### Do this
Check each line of the material. Copy those containing "GRAPHIC".

### Material to process
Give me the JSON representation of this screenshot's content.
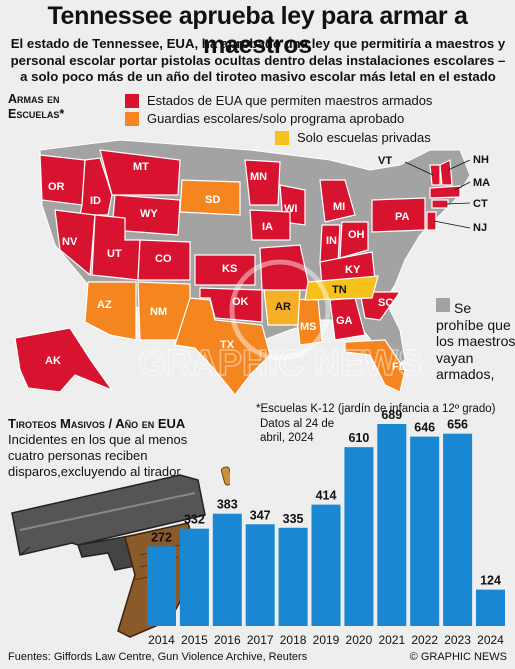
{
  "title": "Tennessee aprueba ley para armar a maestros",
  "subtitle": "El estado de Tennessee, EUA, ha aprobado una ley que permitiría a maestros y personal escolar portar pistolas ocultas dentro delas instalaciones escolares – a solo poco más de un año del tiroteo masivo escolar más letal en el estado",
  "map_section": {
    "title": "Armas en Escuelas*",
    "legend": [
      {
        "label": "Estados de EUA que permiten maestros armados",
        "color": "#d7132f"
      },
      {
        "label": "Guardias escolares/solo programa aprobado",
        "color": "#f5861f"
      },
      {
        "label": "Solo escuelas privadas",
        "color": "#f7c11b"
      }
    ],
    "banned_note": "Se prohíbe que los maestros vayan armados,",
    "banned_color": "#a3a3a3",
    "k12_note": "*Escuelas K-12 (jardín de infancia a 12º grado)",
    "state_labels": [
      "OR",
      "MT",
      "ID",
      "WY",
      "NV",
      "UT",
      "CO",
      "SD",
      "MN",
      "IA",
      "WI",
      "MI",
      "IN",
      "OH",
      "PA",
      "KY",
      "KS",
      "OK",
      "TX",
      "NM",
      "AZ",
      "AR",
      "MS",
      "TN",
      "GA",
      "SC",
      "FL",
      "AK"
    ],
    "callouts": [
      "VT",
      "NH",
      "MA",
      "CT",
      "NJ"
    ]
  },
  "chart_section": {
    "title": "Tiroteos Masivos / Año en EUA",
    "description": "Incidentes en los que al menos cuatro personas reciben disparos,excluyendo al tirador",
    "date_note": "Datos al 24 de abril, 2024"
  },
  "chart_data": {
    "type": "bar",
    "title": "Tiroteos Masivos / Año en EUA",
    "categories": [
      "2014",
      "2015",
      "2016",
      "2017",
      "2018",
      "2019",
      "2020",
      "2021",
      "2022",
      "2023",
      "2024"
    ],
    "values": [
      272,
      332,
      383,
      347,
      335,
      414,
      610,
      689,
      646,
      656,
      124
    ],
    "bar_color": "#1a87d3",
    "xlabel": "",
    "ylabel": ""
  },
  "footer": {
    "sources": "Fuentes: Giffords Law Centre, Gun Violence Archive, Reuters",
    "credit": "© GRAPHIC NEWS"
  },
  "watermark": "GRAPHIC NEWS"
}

### Answer to the exercise
    "credit": "© GRAPHIC NEWS"
  "watermark": "GRAPHIC NEWS"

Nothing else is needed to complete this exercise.